> [Given problem] Locate the string "this" in the listing below. Copy every line where it is found.

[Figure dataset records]

____________________

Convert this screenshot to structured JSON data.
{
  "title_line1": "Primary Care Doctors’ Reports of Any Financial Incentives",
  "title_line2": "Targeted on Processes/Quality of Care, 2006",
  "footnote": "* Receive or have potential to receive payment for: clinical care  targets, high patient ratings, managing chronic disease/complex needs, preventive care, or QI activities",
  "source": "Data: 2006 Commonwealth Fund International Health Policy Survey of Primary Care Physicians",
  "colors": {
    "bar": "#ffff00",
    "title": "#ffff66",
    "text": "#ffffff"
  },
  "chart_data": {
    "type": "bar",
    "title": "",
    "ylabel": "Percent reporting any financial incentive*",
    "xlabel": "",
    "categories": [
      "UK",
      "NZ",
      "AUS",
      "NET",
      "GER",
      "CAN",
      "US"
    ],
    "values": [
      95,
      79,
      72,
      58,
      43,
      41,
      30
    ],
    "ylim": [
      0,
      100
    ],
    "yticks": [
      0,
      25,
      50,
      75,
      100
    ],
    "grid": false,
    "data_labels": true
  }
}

____________________

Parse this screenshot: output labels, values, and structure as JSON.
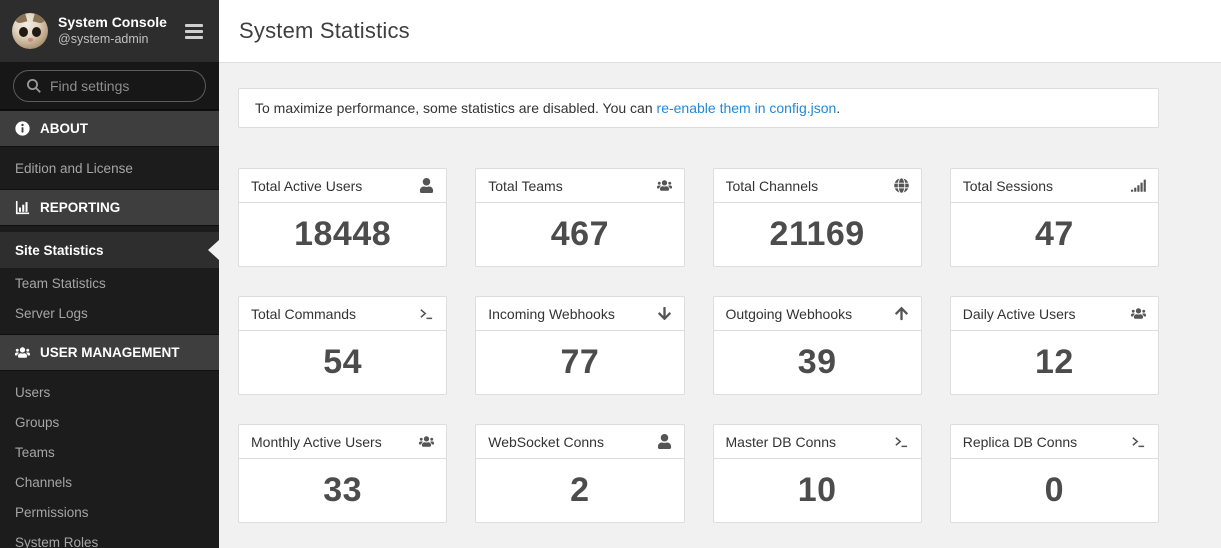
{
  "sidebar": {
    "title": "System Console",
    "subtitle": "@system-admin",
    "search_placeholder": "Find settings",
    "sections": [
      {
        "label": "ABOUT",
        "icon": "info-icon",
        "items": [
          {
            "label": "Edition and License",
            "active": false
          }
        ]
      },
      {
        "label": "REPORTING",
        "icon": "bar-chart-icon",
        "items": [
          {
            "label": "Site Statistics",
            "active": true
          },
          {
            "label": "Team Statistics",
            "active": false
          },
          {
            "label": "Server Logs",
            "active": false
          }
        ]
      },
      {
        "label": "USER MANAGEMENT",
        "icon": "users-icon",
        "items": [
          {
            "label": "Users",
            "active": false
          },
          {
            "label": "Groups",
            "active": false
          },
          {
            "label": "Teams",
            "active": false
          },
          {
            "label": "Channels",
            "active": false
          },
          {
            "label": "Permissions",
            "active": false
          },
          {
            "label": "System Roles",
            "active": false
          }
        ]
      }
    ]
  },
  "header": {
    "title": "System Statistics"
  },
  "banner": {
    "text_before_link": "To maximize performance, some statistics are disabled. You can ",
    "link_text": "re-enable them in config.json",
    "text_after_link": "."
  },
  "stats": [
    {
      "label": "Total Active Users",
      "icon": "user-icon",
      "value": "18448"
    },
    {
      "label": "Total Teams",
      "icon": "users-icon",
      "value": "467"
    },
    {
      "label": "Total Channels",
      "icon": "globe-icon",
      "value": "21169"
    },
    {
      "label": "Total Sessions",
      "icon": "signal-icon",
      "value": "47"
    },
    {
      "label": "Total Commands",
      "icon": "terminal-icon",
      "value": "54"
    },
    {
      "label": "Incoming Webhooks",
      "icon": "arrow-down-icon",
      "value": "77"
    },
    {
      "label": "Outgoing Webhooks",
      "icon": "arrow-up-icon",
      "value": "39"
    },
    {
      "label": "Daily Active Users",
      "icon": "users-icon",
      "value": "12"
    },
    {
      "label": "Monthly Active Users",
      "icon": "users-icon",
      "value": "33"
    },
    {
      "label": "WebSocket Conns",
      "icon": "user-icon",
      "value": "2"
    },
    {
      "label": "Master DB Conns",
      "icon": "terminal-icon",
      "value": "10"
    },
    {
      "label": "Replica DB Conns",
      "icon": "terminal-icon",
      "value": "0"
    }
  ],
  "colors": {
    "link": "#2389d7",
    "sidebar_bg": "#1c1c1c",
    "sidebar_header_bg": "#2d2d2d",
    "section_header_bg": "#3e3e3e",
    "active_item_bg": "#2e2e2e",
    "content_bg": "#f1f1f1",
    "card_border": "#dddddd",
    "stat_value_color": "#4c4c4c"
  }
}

____________________

> [Result below]
Convert this screenshot to structured JSON data.
Parse this screenshot: output labels, values, and structure as JSON.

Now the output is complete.